Make an exact copy of all the records.

MATERIAL SHOWN:
---------------
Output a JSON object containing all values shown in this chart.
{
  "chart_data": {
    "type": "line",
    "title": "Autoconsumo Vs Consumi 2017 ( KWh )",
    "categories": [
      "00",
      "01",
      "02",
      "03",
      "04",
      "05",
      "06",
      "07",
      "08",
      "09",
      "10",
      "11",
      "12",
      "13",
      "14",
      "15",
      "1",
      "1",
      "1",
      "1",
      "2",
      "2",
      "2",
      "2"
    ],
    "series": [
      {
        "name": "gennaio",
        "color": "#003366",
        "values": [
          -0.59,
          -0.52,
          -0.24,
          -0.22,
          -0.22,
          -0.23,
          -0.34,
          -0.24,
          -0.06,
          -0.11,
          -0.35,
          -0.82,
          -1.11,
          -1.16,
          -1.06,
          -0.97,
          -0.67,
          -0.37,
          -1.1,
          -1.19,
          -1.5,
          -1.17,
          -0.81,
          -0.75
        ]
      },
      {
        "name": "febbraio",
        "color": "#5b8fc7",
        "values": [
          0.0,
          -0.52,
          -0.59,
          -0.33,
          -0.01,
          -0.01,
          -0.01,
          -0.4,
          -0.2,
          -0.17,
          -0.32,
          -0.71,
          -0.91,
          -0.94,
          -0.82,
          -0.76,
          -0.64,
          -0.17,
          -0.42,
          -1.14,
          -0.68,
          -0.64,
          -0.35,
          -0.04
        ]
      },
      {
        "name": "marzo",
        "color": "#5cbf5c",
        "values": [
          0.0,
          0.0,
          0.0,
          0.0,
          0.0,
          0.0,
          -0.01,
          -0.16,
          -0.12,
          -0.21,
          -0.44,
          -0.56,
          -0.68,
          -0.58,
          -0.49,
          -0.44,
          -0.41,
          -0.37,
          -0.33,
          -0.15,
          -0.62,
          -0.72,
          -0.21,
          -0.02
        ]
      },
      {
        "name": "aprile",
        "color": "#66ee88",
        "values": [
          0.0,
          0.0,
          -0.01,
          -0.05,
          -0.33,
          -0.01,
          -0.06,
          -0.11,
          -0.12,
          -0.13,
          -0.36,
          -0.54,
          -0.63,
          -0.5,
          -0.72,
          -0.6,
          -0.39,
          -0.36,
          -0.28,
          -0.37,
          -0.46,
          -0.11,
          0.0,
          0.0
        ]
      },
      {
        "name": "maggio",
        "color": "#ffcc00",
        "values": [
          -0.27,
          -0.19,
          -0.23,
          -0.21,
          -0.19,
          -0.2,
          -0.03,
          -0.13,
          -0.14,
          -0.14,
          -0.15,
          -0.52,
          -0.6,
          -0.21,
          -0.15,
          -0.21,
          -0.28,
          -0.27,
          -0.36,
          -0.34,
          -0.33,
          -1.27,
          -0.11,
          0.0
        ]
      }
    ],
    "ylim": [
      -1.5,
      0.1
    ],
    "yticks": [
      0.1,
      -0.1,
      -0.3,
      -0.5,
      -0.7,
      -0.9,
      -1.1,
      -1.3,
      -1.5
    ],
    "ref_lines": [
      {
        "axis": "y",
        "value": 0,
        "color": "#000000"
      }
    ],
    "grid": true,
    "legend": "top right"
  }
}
---------------
TASK RESULT:
Output a JSON object containing all values shown in this chart.
{
  "chart_data": {
    "type": "line",
    "title": "Autoconsumo Vs Consumi 2017 ( KWh )",
    "categories": [
      "00",
      "01",
      "02",
      "03",
      "04",
      "05",
      "06",
      "07",
      "08",
      "09",
      "10",
      "11",
      "12",
      "13",
      "14",
      "15",
      "1",
      "1",
      "1",
      "1",
      "2",
      "2",
      "2",
      "2"
    ],
    "series": [
      {
        "name": "gennaio",
        "color": "#003366",
        "values": [
          -0.59,
          -0.52,
          -0.24,
          -0.22,
          -0.22,
          -0.23,
          -0.34,
          -0.24,
          -0.06,
          -0.11,
          -0.35,
          -0.82,
          -1.11,
          -1.16,
          -1.06,
          -0.97,
          -0.67,
          -0.37,
          -1.1,
          -1.19,
          -1.5,
          -1.17,
          -0.81,
          -0.75
        ]
      },
      {
        "name": "febbraio",
        "color": "#5b8fc7",
        "values": [
          0.0,
          -0.52,
          -0.59,
          -0.33,
          -0.01,
          -0.01,
          -0.01,
          -0.4,
          -0.2,
          -0.17,
          -0.32,
          -0.71,
          -0.91,
          -0.94,
          -0.82,
          -0.76,
          -0.64,
          -0.17,
          -0.42,
          -1.14,
          -0.68,
          -0.64,
          -0.35,
          -0.04
        ]
      },
      {
        "name": "marzo",
        "color": "#5cbf5c",
        "values": [
          0.0,
          0.0,
          0.0,
          0.0,
          0.0,
          0.0,
          -0.01,
          -0.16,
          -0.12,
          -0.21,
          -0.44,
          -0.56,
          -0.68,
          -0.58,
          -0.49,
          -0.44,
          -0.41,
          -0.37,
          -0.33,
          -0.15,
          -0.62,
          -0.72,
          -0.21,
          -0.02
        ]
      },
      {
        "name": "aprile",
        "color": "#66ee88",
        "values": [
          0.0,
          0.0,
          -0.01,
          -0.05,
          -0.33,
          -0.01,
          -0.06,
          -0.11,
          -0.12,
          -0.13,
          -0.36,
          -0.54,
          -0.63,
          -0.5,
          -0.72,
          -0.6,
          -0.39,
          -0.36,
          -0.28,
          -0.37,
          -0.46,
          -0.11,
          0.0,
          0.0
        ]
      },
      {
        "name": "maggio",
        "color": "#ffcc00",
        "values": [
          -0.27,
          -0.19,
          -0.23,
          -0.21,
          -0.19,
          -0.2,
          -0.03,
          -0.13,
          -0.14,
          -0.14,
          -0.15,
          -0.52,
          -0.6,
          -0.21,
          -0.15,
          -0.21,
          -0.28,
          -0.27,
          -0.36,
          -0.34,
          -0.33,
          -1.27,
          -0.11,
          0.0
        ]
      }
    ],
    "ylim": [
      -1.5,
      0.1
    ],
    "yticks": [
      0.1,
      -0.1,
      -0.3,
      -0.5,
      -0.7,
      -0.9,
      -1.1,
      -1.3,
      -1.5
    ],
    "ref_lines": [
      {
        "axis": "y",
        "value": 0,
        "color": "#000000"
      }
    ],
    "grid": true,
    "legend": "top right"
  }
}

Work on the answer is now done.